Direction –
Revise the records below by changing every "hint" to "note" and leaving everything else as it is.

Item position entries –
*-*-*
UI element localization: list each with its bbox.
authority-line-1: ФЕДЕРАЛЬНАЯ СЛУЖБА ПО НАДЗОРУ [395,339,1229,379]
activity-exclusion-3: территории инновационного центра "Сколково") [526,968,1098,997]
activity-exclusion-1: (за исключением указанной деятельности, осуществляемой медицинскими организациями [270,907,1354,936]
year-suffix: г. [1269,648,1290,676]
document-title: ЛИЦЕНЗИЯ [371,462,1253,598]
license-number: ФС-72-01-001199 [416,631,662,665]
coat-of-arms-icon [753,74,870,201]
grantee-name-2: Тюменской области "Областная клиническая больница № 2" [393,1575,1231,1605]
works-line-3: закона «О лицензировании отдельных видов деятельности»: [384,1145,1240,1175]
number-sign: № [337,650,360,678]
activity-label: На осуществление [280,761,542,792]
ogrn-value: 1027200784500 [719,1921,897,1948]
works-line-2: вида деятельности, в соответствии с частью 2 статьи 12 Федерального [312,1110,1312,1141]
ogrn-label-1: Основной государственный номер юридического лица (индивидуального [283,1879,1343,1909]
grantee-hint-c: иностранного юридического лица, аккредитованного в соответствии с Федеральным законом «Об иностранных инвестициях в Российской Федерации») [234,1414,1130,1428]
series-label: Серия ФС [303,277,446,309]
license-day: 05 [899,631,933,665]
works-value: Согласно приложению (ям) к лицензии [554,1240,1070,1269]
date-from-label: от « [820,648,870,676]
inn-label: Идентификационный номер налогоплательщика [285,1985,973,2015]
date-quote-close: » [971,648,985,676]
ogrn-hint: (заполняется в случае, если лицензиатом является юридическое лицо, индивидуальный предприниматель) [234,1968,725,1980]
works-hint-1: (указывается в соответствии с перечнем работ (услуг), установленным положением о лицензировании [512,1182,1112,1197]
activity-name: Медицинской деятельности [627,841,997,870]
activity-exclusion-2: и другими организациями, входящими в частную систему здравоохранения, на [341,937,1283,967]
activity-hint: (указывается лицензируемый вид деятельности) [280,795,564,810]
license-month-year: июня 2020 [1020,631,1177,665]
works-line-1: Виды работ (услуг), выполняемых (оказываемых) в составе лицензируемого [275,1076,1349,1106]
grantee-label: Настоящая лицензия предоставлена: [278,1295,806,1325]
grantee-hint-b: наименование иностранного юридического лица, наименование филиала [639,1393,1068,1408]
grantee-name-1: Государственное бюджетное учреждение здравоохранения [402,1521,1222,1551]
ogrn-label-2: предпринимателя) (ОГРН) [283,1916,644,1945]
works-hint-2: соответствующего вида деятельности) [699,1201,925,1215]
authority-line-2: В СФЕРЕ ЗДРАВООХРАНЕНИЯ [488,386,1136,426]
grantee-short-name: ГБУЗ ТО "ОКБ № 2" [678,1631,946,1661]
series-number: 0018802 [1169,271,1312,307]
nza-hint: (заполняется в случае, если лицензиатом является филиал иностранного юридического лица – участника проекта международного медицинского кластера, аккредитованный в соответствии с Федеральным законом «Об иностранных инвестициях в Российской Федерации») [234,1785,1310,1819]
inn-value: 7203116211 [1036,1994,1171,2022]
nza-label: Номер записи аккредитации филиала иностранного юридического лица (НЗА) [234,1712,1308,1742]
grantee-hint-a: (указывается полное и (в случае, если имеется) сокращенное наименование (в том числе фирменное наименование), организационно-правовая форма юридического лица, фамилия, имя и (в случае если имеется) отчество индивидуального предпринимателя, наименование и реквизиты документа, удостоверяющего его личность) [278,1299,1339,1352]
*-*-*
Expected output –
UI element localization: list each with its bbox.
authority-line-1: ФЕДЕРАЛЬНАЯ СЛУЖБА ПО НАДЗОРУ [395,339,1229,379]
activity-exclusion-3: территории инновационного центра "Сколково") [526,968,1098,997]
activity-exclusion-1: (за исключением указанной деятельности, осуществляемой медицинскими организациями [270,907,1354,936]
year-suffix: г. [1269,648,1290,676]
document-title: ЛИЦЕНЗИЯ [371,462,1253,598]
license-number: ФС-72-01-001199 [416,631,662,665]
coat-of-arms-icon [753,74,870,201]
grantee-name-2: Тюменской области "Областная клиническая больница № 2" [393,1575,1231,1605]
works-line-3: закона «О лицензировании отдельных видов деятельности»: [384,1145,1240,1175]
number-sign: № [337,650,360,678]
activity-label: На осуществление [280,761,542,792]
ogrn-value: 1027200784500 [719,1921,897,1948]
works-line-2: вида деятельности, в соответствии с частью 2 статьи 12 Федерального [312,1110,1312,1141]
ogrn-label-1: Основной государственный номер юридического лица (индивидуального [283,1879,1343,1909]
grantee-note-c: иностранного юридического лица, аккредитованного в соответствии с Федеральным законом «Об иностранных инвестициях в Российской Федерации») [234,1414,1130,1428]
series-label: Серия ФС [303,277,446,309]
license-day: 05 [899,631,933,665]
works-value: Согласно приложению (ям) к лицензии [554,1240,1070,1269]
date-from-label: от « [820,648,870,676]
inn-label: Идентификационный номер налогоплательщика [285,1985,973,2015]
date-quote-close: » [971,648,985,676]
ogrn-note: (заполняется в случае, если лицензиатом является юридическое лицо, индивидуальный предприниматель) [234,1968,725,1980]
works-note-1: (указывается в соответствии с перечнем работ (услуг), установленным положением о лицензировании [512,1182,1112,1197]
activity-name: Медицинской деятельности [627,841,997,870]
activity-exclusion-2: и другими организациями, входящими в частную систему здравоохранения, на [341,937,1283,967]
activity-note: (указывается лицензируемый вид деятельности) [280,795,564,810]
license-month-year: июня 2020 [1020,631,1177,665]
works-line-1: Виды работ (услуг), выполняемых (оказываемых) в составе лицензируемого [275,1076,1349,1106]
grantee-label: Настоящая лицензия предоставлена: [278,1295,806,1325]
grantee-note-b: наименование иностранного юридического лица, наименование филиала [639,1393,1068,1408]
grantee-name-1: Государственное бюджетное учреждение здравоохранения [402,1521,1222,1551]
ogrn-label-2: предпринимателя) (ОГРН) [283,1916,644,1945]
works-note-2: соответствующего вида деятельности) [699,1201,925,1215]
authority-line-2: В СФЕРЕ ЗДРАВООХРАНЕНИЯ [488,386,1136,426]
grantee-short-name: ГБУЗ ТО "ОКБ № 2" [678,1631,946,1661]
series-number: 0018802 [1169,271,1312,307]
nza-note: (заполняется в случае, если лицензиатом является филиал иностранного юридического лица – участника проекта международного медицинского кластера, аккредитованный в соответствии с Федеральным законом «Об иностранных инвестициях в Российской Федерации») [234,1785,1310,1819]
inn-value: 7203116211 [1036,1994,1171,2022]
nza-label: Номер записи аккредитации филиала иностранного юридического лица (НЗА) [234,1712,1308,1742]
grantee-note-a: (указывается полное и (в случае, если имеется) сокращенное наименование (в том числе фирменное наименование), организационно-правовая форма юридического лица, фамилия, имя и (в случае если имеется) отчество индивидуального предпринимателя, наименование и реквизиты документа, удостоверяющего его личность) [278,1299,1339,1352]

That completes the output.